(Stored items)
________________________

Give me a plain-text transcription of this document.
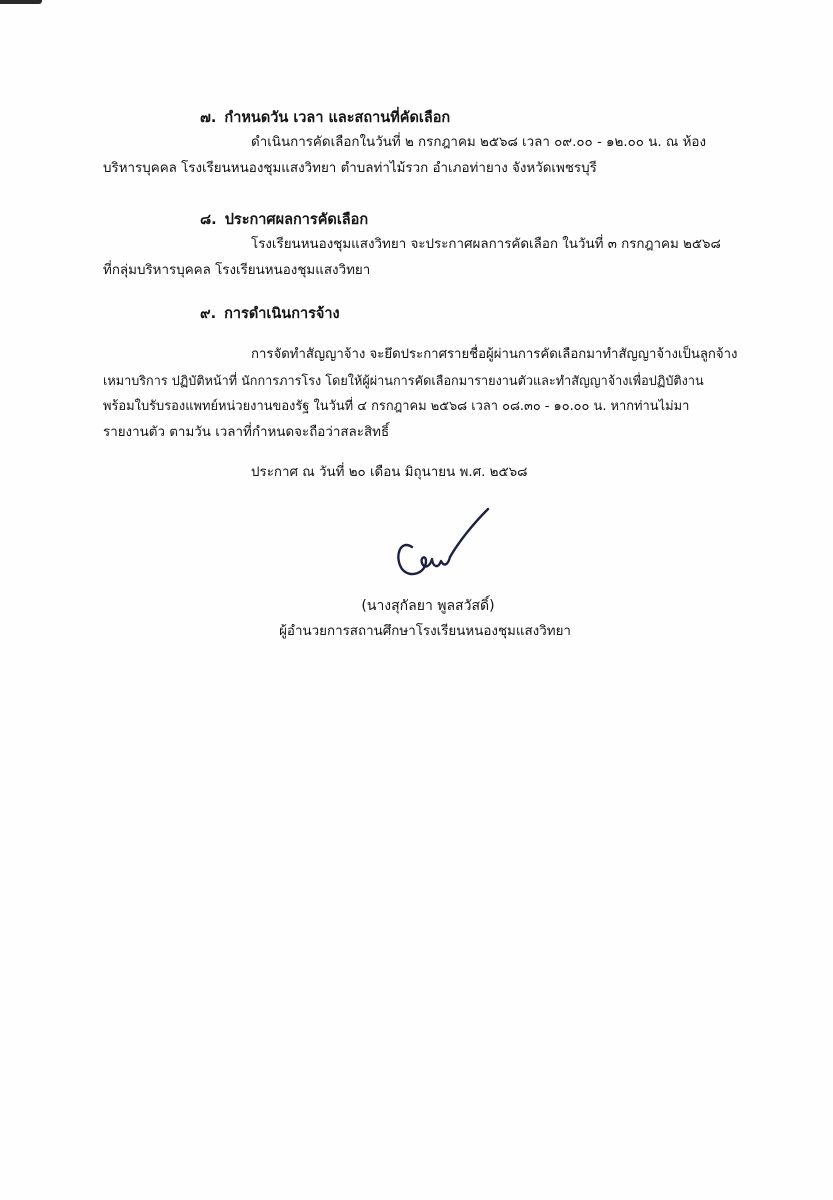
๗. กำหนดวัน เวลา และสถานที่คัดเลือก
ดำเนินการคัดเลือกในวันที่ ๒ กรกฎาคม ๒๕๖๘ เวลา ๐๙.๐๐ - ๑๒.๐๐ น. ณ ห้อง
บริหารบุคคล โรงเรียนหนองชุมแสงวิทยา ตำบลท่าไม้รวก อำเภอท่ายาง จังหวัดเพชรบุรี
๘. ประกาศผลการคัดเลือก
โรงเรียนหนองชุมแสงวิทยา จะประกาศผลการคัดเลือก ในวันที่ ๓ กรกฎาคม ๒๕๖๘
ที่กลุ่มบริหารบุคคล โรงเรียนหนองชุมแสงวิทยา
๙. การดำเนินการจ้าง
การจัดทำสัญญาจ้าง จะยึดประกาศรายชื่อผู้ผ่านการคัดเลือกมาทำสัญญาจ้างเป็นลูกจ้าง
เหมาบริการ ปฏิบัติหน้าที่ นักการภารโรง โดยให้ผู้ผ่านการคัดเลือกมารายงานตัวและทำสัญญาจ้างเพื่อปฏิบัติงาน
พร้อมใบรับรองแพทย์หน่วยงานของรัฐ ในวันที่ ๔ กรกฎาคม ๒๕๖๘ เวลา ๐๘.๓๐ - ๑๐.๐๐ น. หากท่านไม่มา
รายงานตัว ตามวัน เวลาที่กำหนดจะถือว่าสละสิทธิ์
ประกาศ ณ วันที่ ๒๐ เดือน มิถุนายน พ.ศ. ๒๕๖๘
(นางสุกัลยา พูลสวัสดิ์)
ผู้อำนวยการสถานศึกษาโรงเรียนหนองชุมแสงวิทยา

________________________

Exercise description
Report the number of lines above that contain the word "มแสงว", and only that number.

Exercise output
4